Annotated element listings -
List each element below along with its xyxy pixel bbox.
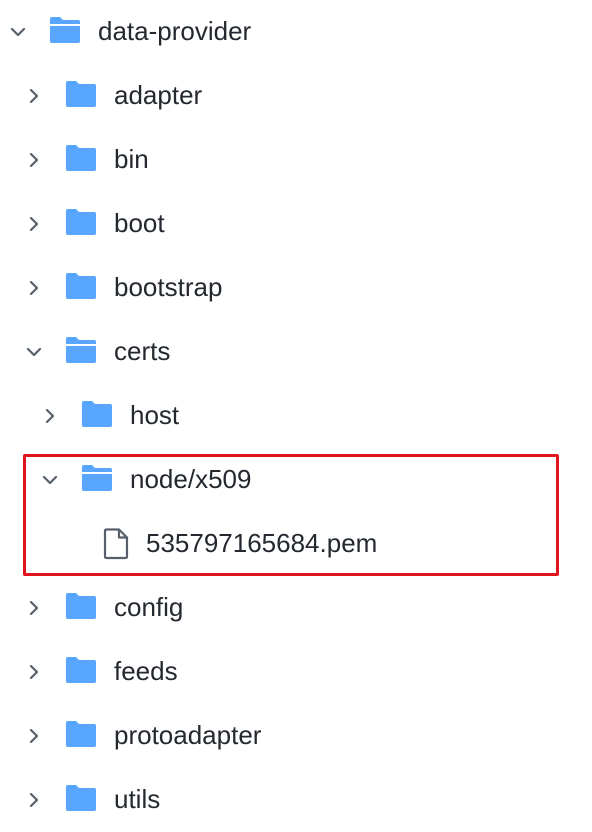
tree-item-label: utils <box>114 784 161 814</box>
chevron-right-icon[interactable] <box>24 278 44 298</box>
chevron-right-icon[interactable] <box>24 662 44 682</box>
tree-item-label: feeds <box>114 656 178 686</box>
folder-icon <box>64 655 98 685</box>
tree-item-label: bin <box>114 144 149 174</box>
tree-item-data-provider[interactable]: data-provider <box>0 0 592 64</box>
folder-open-icon <box>80 463 114 493</box>
folder-open-icon <box>64 335 98 365</box>
folder-icon <box>80 399 114 429</box>
folder-icon <box>64 591 98 621</box>
tree-item-utils[interactable]: utils <box>0 768 592 832</box>
tree-item-label: boot <box>114 208 165 238</box>
tree-item-label: config <box>114 592 184 622</box>
chevron-right-icon[interactable] <box>24 214 44 234</box>
tree-item-label: protoadapter <box>114 720 262 750</box>
tree-item-label: adapter <box>114 80 203 110</box>
chevron-right-icon[interactable] <box>24 598 44 618</box>
tree-item-bin[interactable]: bin <box>0 128 592 192</box>
tree-item-boot[interactable]: boot <box>0 192 592 256</box>
tree-item-label: host <box>130 400 180 430</box>
folder-icon <box>64 271 98 301</box>
tree-item-label: certs <box>114 336 171 366</box>
tree-item-host[interactable]: host <box>0 384 592 448</box>
tree-item-pem-file[interactable]: 535797165684.pem <box>0 512 592 576</box>
file-icon <box>102 528 130 560</box>
tree-item-label: node/x509 <box>130 464 252 494</box>
chevron-right-icon[interactable] <box>40 406 60 426</box>
tree-item-feeds[interactable]: feeds <box>0 640 592 704</box>
chevron-right-icon[interactable] <box>24 150 44 170</box>
tree-item-label: 535797165684.pem <box>146 528 378 558</box>
tree-item-certs[interactable]: certs <box>0 320 592 384</box>
tree-item-label: data-provider <box>98 16 252 46</box>
folder-icon <box>64 79 98 109</box>
tree-item-bootstrap[interactable]: bootstrap <box>0 256 592 320</box>
tree-item-adapter[interactable]: adapter <box>0 64 592 128</box>
folder-icon <box>64 143 98 173</box>
tree-item-config[interactable]: config <box>0 576 592 640</box>
chevron-down-icon[interactable] <box>40 470 60 490</box>
tree-item-node-x509[interactable]: node/x509 <box>0 448 592 512</box>
chevron-right-icon[interactable] <box>24 790 44 810</box>
folder-icon <box>64 719 98 749</box>
tree-item-label: bootstrap <box>114 272 223 302</box>
folder-icon <box>64 207 98 237</box>
folder-icon <box>64 783 98 813</box>
folder-open-icon <box>48 15 82 45</box>
chevron-right-icon[interactable] <box>24 86 44 106</box>
tree-item-protoadapter[interactable]: protoadapter <box>0 704 592 768</box>
chevron-right-icon[interactable] <box>24 726 44 746</box>
chevron-down-icon[interactable] <box>24 342 44 362</box>
chevron-down-icon[interactable] <box>8 22 28 42</box>
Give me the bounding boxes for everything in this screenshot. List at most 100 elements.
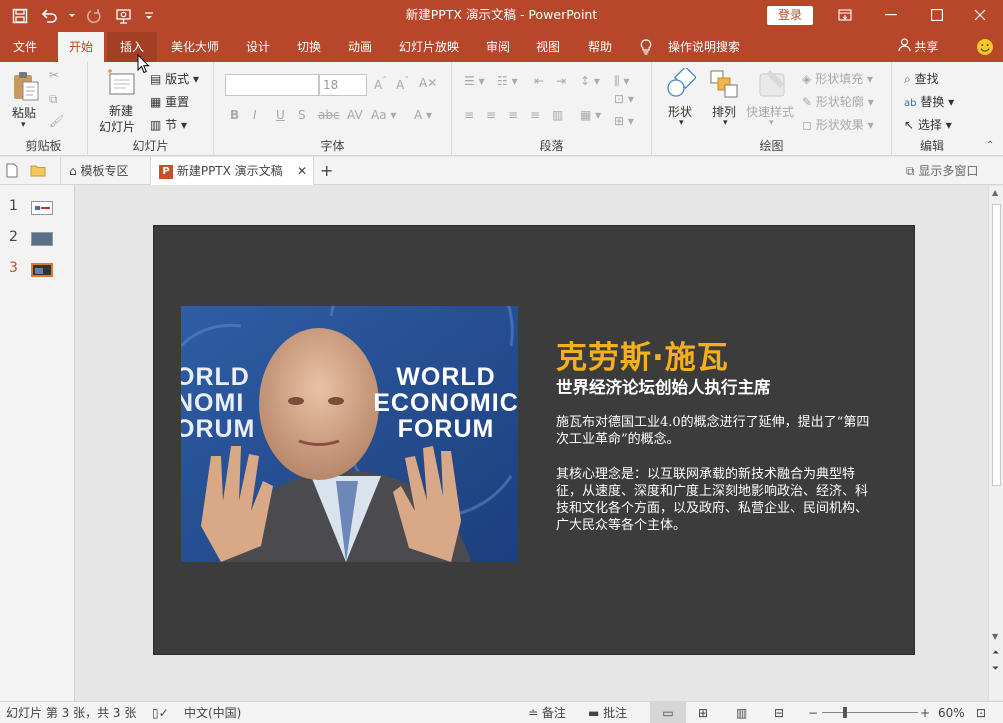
align-center-icon[interactable]: ≡: [486, 108, 496, 122]
tab-transitions[interactable]: 切换: [287, 32, 331, 62]
presenter-icon[interactable]: [112, 4, 136, 28]
close-icon[interactable]: [957, 0, 1003, 30]
slide[interactable]: WORLD ECONOMIC FORUM ORLD NOMI ORUM 克劳斯·…: [153, 225, 915, 655]
slide-thumbnail-2[interactable]: 2: [0, 229, 75, 249]
previous-slide-icon[interactable]: ⏶: [992, 648, 999, 658]
underline-icon[interactable]: U: [276, 108, 285, 122]
strikethrough-icon[interactable]: abc: [318, 108, 340, 122]
format-painter-icon[interactable]: 🖌: [49, 114, 64, 128]
select-button[interactable]: ↖ 选择 ▾: [904, 116, 952, 133]
vertical-scrollbar[interactable]: ▲ ▼ ⏶ ⏷: [988, 186, 1003, 700]
bullets-icon[interactable]: ☰ ▾: [464, 74, 485, 88]
scrollbar-thumb[interactable]: [992, 204, 1001, 486]
numbering-icon[interactable]: ☷ ▾: [497, 74, 518, 88]
align-right-icon[interactable]: ≡: [508, 108, 518, 122]
normal-view-icon[interactable]: ▭: [650, 702, 686, 723]
paste-icon[interactable]: [12, 70, 40, 105]
new-slide-label-1[interactable]: 新建: [109, 102, 133, 119]
zoom-in-icon[interactable]: +: [920, 702, 930, 723]
collapse-ribbon-icon[interactable]: ⌃: [986, 140, 994, 151]
tab-help[interactable]: 帮助: [578, 32, 622, 62]
clear-format-icon[interactable]: A✕: [419, 76, 437, 90]
italic-icon[interactable]: I: [253, 108, 257, 122]
char-spacing-icon[interactable]: AV: [347, 108, 363, 122]
reset-button[interactable]: ▦ 重置: [150, 93, 189, 110]
save-icon[interactable]: [8, 4, 32, 28]
next-slide-icon[interactable]: ⏷: [992, 664, 999, 674]
language-indicator[interactable]: 中文(中国): [184, 702, 241, 723]
slide-sorter-icon[interactable]: ⊞: [698, 702, 708, 723]
ribbon-display-options-icon[interactable]: [822, 0, 868, 30]
minimize-icon[interactable]: [868, 0, 914, 30]
distributed-icon[interactable]: ▥: [552, 108, 563, 122]
find-button[interactable]: ⌕ 查找: [904, 70, 939, 87]
show-multi-window-button[interactable]: ⧉ 显示多窗口: [906, 157, 978, 185]
fit-to-window-icon[interactable]: ⊡: [976, 702, 986, 723]
scroll-down-icon[interactable]: ▼: [992, 632, 998, 641]
lightbulb-icon[interactable]: [636, 32, 656, 62]
columns-icon[interactable]: ▦ ▾: [580, 108, 601, 122]
copy-icon[interactable]: ⧉: [49, 92, 58, 107]
text-direction-icon[interactable]: ⫼ ▾: [614, 74, 629, 89]
font-size-input[interactable]: 18: [319, 74, 367, 96]
slide-subtitle[interactable]: 世界经济论坛创始人执行主席: [556, 374, 771, 398]
section-button[interactable]: ▥ 节 ▾: [150, 116, 187, 133]
tell-me-search[interactable]: 操作说明搜索: [662, 32, 746, 62]
tab-file[interactable]: 文件: [0, 32, 50, 62]
share-button[interactable]: 共享: [892, 32, 944, 62]
tab-review[interactable]: 审阅: [476, 32, 520, 62]
align-text-icon[interactable]: ⊡ ▾: [614, 92, 634, 106]
grow-font-icon[interactable]: Aˆ: [374, 76, 387, 92]
quick-styles-icon[interactable]: [758, 68, 788, 101]
decrease-indent-icon[interactable]: ⇤: [534, 74, 544, 88]
shrink-font-icon[interactable]: Aˇ: [396, 76, 409, 92]
line-spacing-icon[interactable]: ↕ ▾: [580, 74, 600, 88]
tab-design[interactable]: 设计: [236, 32, 280, 62]
change-case-icon[interactable]: Aa ▾: [371, 108, 396, 122]
redo-icon[interactable]: [82, 4, 106, 28]
maximize-icon[interactable]: [914, 0, 960, 30]
customize-qat-icon[interactable]: [142, 4, 156, 28]
arrange-icon[interactable]: [710, 70, 738, 101]
open-folder-icon[interactable]: [30, 157, 46, 185]
slideshow-view-icon[interactable]: ⊟: [774, 702, 784, 723]
increase-indent-icon[interactable]: ⇥: [556, 74, 566, 88]
shapes-icon[interactable]: [666, 65, 698, 101]
new-file-icon[interactable]: [6, 157, 18, 185]
quick-styles-dropdown-icon[interactable]: ▾: [769, 118, 774, 128]
undo-icon[interactable]: [38, 4, 62, 28]
tab-view[interactable]: 视图: [526, 32, 570, 62]
slide-paragraph-1[interactable]: 施瓦布对德国工业4.0的概念进行了延伸，提出了“第四次工业革命”的概念。: [556, 414, 876, 448]
new-slide-label-2[interactable]: 幻灯片: [99, 118, 135, 135]
notes-button[interactable]: ≐ 备注: [528, 702, 566, 723]
shape-fill-button[interactable]: ◈ 形状填充 ▾: [802, 70, 873, 87]
smiley-icon[interactable]: [973, 32, 997, 62]
shape-effects-button[interactable]: ◻ 形状效果 ▾: [802, 116, 874, 133]
slide-title[interactable]: 克劳斯·施瓦: [556, 332, 729, 377]
tab-beautify[interactable]: 美化大师: [162, 32, 228, 62]
shadow-icon[interactable]: S: [298, 108, 306, 122]
current-document-tab[interactable]: P 新建PPTX 演示文稿 ✕: [150, 157, 314, 185]
close-tab-icon[interactable]: ✕: [297, 157, 307, 185]
zoom-slider-thumb[interactable]: [843, 707, 847, 718]
shape-outline-button[interactable]: ✎ 形状轮廓 ▾: [802, 93, 874, 110]
paste-button[interactable]: 粘贴: [12, 104, 36, 121]
align-left-icon[interactable]: ≡: [464, 108, 474, 122]
tab-home[interactable]: 开始: [58, 32, 104, 62]
spellcheck-icon[interactable]: ▯✓: [152, 702, 169, 723]
font-color-icon[interactable]: A ▾: [414, 108, 432, 122]
scroll-up-icon[interactable]: ▲: [992, 188, 998, 197]
slide-paragraph-2[interactable]: 其核心理念是：以互联网承载的新技术融合为典型特征，从速度、深度和广度上深刻地影响…: [556, 466, 876, 534]
login-button[interactable]: 登录: [767, 6, 813, 25]
replace-button[interactable]: ab 替换 ▾: [904, 93, 954, 110]
zoom-out-icon[interactable]: −: [808, 702, 818, 723]
justify-icon[interactable]: ≡: [530, 108, 540, 122]
reading-view-icon[interactable]: ▥: [736, 702, 747, 723]
comments-button[interactable]: ▬ 批注: [588, 702, 627, 723]
cut-icon[interactable]: ✂: [49, 68, 59, 82]
shapes-dropdown-icon[interactable]: ▾: [679, 118, 684, 128]
bold-icon[interactable]: B: [230, 108, 239, 122]
font-name-input[interactable]: [225, 74, 319, 96]
zoom-level[interactable]: 60%: [938, 702, 965, 723]
templates-tab[interactable]: ⌂ 模板专区: [60, 157, 148, 185]
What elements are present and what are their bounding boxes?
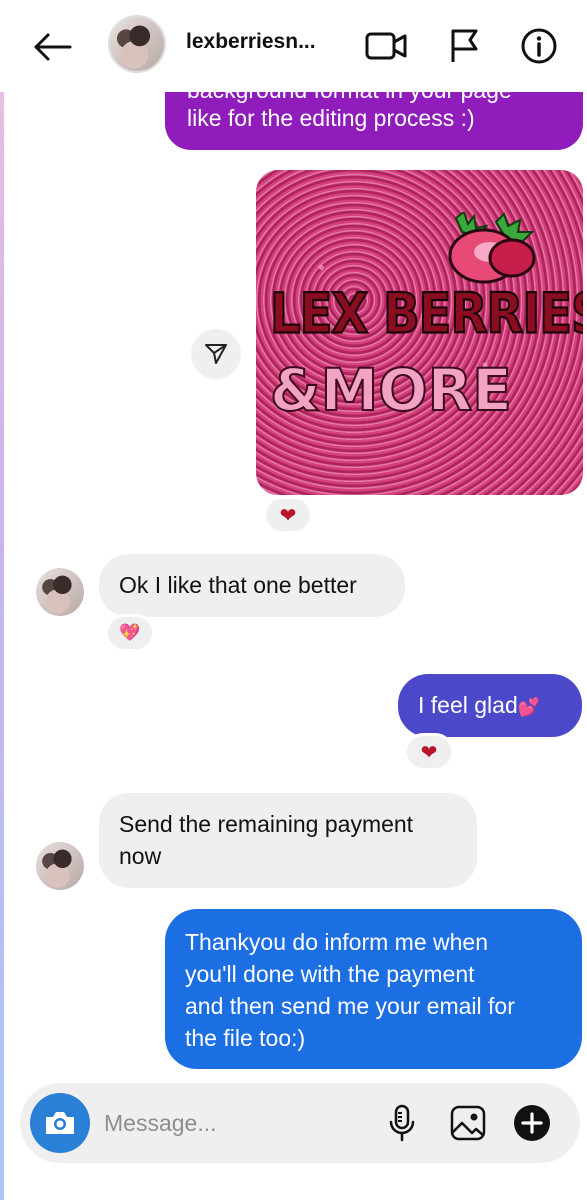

Work required -
Reproduce verbatim the rows from the line with "tree-item-label: utils <box>114" to the line with "folder-icon <box>64 783 98 813</box>", including both of those lines.

Result of the task -
tree-item-label: utils <box>114 784 161 814</box>
chevron-right-icon[interactable] <box>24 278 44 298</box>
chevron-right-icon[interactable] <box>24 662 44 682</box>
tree-item-label: feeds <box>114 656 178 686</box>
folder-icon <box>64 655 98 685</box>
tree-item-label: bin <box>114 144 149 174</box>
tree-item-data-provider[interactable]: data-provider <box>0 0 592 64</box>
folder-open-icon <box>80 463 114 493</box>
folder-open-icon <box>64 335 98 365</box>
folder-icon <box>80 399 114 429</box>
folder-icon <box>64 591 98 621</box>
tree-item-utils[interactable]: utils <box>0 768 592 832</box>
tree-item-label: boot <box>114 208 165 238</box>
tree-item-label: config <box>114 592 184 622</box>
chevron-right-icon[interactable] <box>24 214 44 234</box>
tree-item-label: protoadapter <box>114 720 262 750</box>
tree-item-label: adapter <box>114 80 203 110</box>
chevron-right-icon[interactable] <box>24 598 44 618</box>
tree-item-bin[interactable]: bin <box>0 128 592 192</box>
tree-item-boot[interactable]: boot <box>0 192 592 256</box>
tree-item-label: host <box>130 400 180 430</box>
folder-icon <box>64 271 98 301</box>
tree-item-label: certs <box>114 336 171 366</box>
tree-item-host[interactable]: host <box>0 384 592 448</box>
tree-item-pem-file[interactable]: 535797165684.pem <box>0 512 592 576</box>
file-icon <box>102 528 130 560</box>
tree-item-label: node/x509 <box>130 464 252 494</box>
chevron-right-icon[interactable] <box>40 406 60 426</box>
tree-item-feeds[interactable]: feeds <box>0 640 592 704</box>
chevron-right-icon[interactable] <box>24 150 44 170</box>
tree-item-label: 535797165684.pem <box>146 528 378 558</box>
tree-item-certs[interactable]: certs <box>0 320 592 384</box>
tree-item-label: data-provider <box>98 16 252 46</box>
folder-icon <box>64 79 98 109</box>
tree-item-bootstrap[interactable]: bootstrap <box>0 256 592 320</box>
tree-item-adapter[interactable]: adapter <box>0 64 592 128</box>
folder-icon <box>64 143 98 173</box>
tree-item-config[interactable]: config <box>0 576 592 640</box>
chevron-down-icon[interactable] <box>40 470 60 490</box>
tree-item-node-x509[interactable]: node/x509 <box>0 448 592 512</box>
chevron-right-icon[interactable] <box>24 790 44 810</box>
folder-icon <box>64 719 98 749</box>
tree-item-label: bootstrap <box>114 272 223 302</box>
folder-icon <box>64 207 98 237</box>
folder-icon <box>64 783 98 813</box>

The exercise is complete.